## BEGIN Dataset records

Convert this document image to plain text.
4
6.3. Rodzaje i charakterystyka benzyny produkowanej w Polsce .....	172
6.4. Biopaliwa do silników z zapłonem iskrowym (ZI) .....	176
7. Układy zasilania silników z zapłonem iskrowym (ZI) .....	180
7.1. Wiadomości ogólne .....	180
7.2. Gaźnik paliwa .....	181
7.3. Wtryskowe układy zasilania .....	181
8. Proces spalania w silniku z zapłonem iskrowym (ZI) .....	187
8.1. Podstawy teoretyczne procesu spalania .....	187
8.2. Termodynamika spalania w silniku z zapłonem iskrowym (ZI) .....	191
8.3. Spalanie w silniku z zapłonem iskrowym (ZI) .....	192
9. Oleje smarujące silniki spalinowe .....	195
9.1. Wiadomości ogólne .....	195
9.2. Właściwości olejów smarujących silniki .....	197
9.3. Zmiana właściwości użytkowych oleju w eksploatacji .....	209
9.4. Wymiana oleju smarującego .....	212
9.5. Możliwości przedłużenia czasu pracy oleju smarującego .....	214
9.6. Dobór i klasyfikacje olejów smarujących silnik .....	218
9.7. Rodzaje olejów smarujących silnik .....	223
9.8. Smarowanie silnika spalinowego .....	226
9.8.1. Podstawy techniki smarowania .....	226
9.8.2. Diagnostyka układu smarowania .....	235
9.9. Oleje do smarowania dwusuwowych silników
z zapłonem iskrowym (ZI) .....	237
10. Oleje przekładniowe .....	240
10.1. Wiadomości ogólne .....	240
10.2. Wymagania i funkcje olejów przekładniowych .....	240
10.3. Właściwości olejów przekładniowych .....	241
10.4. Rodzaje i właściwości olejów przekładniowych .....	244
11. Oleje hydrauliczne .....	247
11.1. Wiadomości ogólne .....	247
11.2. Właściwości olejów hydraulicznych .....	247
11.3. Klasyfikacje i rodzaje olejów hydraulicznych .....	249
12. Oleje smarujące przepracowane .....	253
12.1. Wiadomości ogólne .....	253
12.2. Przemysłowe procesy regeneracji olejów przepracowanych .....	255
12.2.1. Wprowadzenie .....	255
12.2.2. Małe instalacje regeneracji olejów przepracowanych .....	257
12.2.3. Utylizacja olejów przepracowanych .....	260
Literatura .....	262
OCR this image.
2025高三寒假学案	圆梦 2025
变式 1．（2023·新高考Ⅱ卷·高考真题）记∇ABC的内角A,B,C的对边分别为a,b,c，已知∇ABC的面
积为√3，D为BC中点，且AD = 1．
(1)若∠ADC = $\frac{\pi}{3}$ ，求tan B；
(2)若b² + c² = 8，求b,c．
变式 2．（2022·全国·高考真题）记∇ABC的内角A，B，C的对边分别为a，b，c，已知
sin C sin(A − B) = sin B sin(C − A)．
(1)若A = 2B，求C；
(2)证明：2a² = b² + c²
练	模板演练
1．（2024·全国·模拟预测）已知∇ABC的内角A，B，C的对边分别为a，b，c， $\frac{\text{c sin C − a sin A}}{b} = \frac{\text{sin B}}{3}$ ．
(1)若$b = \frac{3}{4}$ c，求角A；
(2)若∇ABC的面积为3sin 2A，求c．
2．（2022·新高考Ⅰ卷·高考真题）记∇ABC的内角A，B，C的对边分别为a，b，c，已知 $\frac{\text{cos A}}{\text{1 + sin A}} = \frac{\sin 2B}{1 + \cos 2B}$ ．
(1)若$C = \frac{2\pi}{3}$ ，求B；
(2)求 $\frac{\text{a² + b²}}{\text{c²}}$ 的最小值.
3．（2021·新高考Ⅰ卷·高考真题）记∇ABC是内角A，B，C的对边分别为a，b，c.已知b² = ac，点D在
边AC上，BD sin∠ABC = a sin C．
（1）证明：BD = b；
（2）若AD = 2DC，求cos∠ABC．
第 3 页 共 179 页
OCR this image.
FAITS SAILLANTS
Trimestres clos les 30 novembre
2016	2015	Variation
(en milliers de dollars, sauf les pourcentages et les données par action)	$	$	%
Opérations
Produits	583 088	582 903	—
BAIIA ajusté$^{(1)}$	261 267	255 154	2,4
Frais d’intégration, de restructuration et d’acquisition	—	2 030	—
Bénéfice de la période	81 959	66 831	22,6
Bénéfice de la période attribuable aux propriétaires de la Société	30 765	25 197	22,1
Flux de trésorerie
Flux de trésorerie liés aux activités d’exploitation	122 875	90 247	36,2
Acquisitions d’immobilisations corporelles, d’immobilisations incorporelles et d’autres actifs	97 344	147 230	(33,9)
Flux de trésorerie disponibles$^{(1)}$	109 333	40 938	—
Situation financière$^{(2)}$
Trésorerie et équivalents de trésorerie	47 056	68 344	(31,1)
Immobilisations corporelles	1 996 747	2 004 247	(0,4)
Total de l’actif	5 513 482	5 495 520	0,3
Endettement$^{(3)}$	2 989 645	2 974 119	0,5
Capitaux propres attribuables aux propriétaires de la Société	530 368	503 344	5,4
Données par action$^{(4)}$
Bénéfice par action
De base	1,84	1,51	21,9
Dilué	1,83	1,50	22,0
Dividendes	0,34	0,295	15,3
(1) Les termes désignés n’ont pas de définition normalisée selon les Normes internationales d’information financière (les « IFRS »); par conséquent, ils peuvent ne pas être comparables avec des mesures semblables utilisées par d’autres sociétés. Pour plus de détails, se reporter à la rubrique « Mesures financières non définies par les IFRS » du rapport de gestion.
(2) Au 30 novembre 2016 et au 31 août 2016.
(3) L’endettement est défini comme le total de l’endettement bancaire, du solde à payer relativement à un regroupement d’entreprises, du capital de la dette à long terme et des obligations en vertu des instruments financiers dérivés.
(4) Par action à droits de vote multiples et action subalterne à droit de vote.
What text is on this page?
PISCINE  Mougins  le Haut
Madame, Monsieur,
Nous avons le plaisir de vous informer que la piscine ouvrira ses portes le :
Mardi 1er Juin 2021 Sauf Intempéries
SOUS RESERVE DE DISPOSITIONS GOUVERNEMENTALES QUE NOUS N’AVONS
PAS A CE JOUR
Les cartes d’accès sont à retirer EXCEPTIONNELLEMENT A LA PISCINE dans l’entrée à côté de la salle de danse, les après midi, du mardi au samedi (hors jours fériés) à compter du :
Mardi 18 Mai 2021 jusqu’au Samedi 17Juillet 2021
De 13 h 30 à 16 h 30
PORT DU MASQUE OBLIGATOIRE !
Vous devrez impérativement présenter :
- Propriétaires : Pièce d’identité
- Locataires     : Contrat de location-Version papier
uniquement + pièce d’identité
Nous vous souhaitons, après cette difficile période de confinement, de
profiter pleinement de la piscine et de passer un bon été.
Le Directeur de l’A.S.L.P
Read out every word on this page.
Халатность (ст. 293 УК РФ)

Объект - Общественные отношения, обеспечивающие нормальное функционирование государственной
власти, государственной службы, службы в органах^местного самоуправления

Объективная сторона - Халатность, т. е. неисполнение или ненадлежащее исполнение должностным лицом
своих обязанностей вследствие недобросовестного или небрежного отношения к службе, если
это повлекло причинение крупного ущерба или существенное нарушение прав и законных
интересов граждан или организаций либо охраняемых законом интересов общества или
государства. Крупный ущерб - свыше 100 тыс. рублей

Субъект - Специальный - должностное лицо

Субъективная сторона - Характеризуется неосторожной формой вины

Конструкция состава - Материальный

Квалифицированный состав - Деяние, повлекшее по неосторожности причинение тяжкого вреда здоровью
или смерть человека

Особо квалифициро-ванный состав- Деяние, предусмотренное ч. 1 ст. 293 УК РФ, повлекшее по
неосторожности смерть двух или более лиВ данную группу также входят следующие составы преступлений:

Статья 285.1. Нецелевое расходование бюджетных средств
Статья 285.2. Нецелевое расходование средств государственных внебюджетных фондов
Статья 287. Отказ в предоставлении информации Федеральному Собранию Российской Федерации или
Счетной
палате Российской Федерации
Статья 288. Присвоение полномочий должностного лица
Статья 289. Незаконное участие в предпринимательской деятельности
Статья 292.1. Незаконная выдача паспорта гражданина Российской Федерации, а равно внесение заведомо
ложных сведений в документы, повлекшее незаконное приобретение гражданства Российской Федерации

## END Dataset records

▶ _Stated task_: Looking at the records above, say how many lines hold the string "financière". Write nothing but the number.

▶ _Reply_: 2